**Stated task**
Whenever a line contains the string "JSON", copy it out of the entries.

**Listed records**
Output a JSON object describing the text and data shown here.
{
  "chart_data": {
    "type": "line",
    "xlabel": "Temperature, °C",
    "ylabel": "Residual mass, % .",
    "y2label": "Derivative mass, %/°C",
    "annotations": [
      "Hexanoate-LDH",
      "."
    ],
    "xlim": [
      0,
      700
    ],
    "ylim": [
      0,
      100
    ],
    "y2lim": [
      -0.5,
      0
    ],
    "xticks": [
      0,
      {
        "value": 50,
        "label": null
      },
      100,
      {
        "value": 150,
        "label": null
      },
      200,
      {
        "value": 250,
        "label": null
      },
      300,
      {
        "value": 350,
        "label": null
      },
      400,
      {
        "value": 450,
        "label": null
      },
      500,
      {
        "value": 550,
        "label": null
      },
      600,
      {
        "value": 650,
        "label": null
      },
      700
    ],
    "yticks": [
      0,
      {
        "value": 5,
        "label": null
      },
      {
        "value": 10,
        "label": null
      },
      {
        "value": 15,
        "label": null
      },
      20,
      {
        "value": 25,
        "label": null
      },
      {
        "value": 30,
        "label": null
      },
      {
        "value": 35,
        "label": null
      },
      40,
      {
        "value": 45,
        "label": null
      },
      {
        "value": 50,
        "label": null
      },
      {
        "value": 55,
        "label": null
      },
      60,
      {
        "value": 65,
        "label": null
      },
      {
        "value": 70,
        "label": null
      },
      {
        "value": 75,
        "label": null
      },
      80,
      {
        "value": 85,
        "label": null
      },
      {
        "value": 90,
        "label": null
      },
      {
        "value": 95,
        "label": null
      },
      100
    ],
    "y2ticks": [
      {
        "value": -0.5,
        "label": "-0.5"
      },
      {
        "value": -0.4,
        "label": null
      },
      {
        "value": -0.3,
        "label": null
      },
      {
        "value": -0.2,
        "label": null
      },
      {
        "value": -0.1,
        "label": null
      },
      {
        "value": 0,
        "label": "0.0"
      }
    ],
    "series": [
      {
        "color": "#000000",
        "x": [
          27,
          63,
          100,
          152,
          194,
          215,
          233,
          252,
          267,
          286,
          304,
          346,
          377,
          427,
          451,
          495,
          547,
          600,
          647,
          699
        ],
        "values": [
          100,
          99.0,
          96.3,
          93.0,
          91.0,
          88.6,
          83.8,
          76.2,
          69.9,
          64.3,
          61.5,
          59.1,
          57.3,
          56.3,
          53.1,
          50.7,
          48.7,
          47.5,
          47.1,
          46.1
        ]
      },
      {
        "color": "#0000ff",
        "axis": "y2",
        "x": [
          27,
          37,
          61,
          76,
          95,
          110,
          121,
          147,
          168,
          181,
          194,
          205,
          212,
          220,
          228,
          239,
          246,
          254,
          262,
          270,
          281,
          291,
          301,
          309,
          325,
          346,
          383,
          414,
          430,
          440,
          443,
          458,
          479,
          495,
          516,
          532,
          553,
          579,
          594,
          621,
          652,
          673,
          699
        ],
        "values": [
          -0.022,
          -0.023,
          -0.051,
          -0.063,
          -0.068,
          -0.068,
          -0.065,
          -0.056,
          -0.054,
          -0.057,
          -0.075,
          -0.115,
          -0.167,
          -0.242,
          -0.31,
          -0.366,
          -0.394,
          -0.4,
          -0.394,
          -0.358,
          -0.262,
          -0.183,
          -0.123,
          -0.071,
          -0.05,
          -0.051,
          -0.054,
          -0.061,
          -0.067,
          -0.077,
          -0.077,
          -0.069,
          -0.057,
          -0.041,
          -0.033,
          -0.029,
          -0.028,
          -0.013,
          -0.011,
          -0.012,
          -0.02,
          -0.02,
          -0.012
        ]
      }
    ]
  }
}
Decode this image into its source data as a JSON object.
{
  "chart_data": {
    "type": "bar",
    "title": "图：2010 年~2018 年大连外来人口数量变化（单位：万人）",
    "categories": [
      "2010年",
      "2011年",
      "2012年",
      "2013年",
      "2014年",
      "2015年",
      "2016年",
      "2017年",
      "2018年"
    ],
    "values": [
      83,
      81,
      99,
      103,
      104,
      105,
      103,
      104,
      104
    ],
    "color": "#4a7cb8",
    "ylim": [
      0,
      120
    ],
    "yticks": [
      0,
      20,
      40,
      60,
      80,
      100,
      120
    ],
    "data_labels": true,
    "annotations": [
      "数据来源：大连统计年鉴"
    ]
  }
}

**Written solution**
Output a JSON object describing the text and data shown here.
Decode this image into its source data as a JSON object.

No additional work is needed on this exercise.